"""

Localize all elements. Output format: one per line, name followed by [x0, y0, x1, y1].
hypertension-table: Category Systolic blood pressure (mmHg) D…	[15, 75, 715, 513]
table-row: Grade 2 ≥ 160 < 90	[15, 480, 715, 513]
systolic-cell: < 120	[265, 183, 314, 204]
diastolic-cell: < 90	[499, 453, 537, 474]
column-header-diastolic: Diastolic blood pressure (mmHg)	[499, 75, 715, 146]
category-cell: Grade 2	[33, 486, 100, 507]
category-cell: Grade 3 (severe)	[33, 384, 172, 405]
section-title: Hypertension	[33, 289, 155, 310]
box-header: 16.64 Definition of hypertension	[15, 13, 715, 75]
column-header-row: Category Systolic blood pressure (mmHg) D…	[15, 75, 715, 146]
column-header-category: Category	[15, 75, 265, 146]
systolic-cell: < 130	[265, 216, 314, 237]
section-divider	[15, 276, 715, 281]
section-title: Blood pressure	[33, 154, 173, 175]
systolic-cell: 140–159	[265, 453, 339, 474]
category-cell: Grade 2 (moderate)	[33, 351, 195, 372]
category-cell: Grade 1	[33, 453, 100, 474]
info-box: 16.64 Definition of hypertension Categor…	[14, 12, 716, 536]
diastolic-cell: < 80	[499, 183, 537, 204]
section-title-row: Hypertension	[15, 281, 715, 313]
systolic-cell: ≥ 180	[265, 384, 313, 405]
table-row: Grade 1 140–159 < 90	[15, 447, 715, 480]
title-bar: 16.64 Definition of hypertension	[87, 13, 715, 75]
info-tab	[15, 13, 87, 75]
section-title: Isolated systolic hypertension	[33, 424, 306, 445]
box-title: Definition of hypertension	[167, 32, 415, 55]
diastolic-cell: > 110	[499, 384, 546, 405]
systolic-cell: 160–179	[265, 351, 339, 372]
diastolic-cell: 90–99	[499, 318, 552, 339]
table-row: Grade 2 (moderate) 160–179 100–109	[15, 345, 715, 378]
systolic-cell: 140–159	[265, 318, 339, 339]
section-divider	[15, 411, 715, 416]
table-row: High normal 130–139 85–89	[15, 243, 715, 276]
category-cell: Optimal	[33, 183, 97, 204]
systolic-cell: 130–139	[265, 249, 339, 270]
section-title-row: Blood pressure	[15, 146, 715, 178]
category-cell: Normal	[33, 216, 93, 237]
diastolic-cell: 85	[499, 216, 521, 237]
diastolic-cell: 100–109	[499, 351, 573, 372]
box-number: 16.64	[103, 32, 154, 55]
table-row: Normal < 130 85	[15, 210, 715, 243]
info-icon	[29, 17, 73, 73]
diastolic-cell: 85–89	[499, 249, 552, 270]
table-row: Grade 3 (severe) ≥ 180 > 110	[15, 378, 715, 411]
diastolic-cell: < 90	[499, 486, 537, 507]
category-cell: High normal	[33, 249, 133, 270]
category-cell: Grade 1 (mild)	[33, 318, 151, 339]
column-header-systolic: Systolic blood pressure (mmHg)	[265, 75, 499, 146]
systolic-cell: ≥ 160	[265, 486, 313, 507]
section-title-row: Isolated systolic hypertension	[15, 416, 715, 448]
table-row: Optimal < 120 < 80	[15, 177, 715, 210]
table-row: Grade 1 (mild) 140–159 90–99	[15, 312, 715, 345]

"""
"""

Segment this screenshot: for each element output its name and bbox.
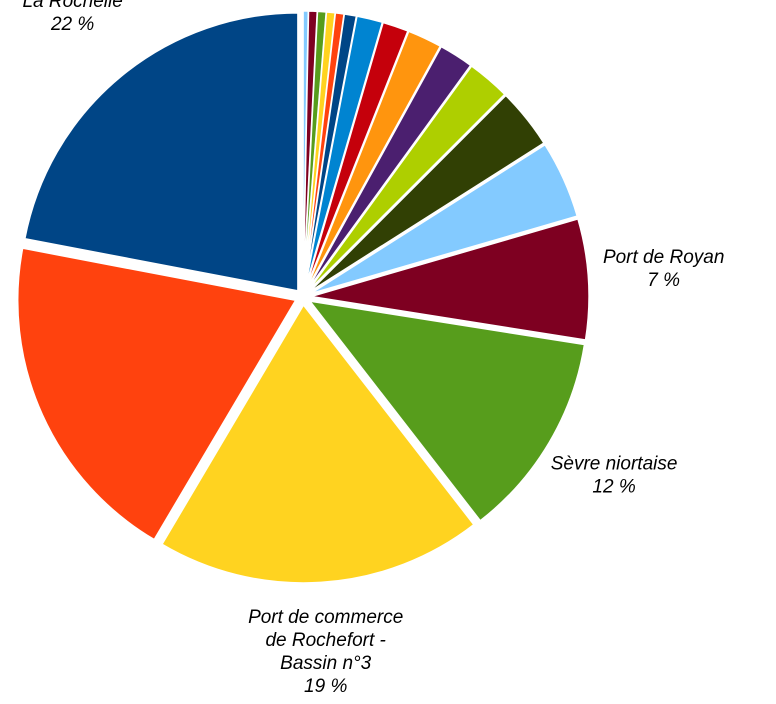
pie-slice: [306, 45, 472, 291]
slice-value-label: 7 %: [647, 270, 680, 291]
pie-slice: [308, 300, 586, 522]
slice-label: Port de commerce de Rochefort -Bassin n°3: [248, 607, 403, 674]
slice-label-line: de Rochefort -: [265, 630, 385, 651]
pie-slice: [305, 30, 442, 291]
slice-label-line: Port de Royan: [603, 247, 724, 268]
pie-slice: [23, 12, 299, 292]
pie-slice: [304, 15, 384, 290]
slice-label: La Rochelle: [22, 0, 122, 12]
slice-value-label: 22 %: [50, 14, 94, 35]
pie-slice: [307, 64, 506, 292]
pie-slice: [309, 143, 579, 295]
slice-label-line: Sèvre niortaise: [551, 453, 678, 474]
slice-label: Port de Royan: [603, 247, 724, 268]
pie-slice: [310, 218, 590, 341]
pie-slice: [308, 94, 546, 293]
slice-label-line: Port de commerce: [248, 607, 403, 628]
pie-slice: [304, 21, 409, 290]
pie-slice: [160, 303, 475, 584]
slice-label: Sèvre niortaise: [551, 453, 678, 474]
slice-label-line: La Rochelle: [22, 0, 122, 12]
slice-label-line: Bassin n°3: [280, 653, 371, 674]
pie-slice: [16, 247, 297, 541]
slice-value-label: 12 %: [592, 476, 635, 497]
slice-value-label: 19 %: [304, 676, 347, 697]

"""

Pick out every line above that contains the string "Bassin" and copy each one. Capitalization must match.

slice-label: Port de commerce de Rochefort -Bassin n°3: [248, 607, 403, 674]
slice-label-line: Bassin n°3: [280, 653, 371, 674]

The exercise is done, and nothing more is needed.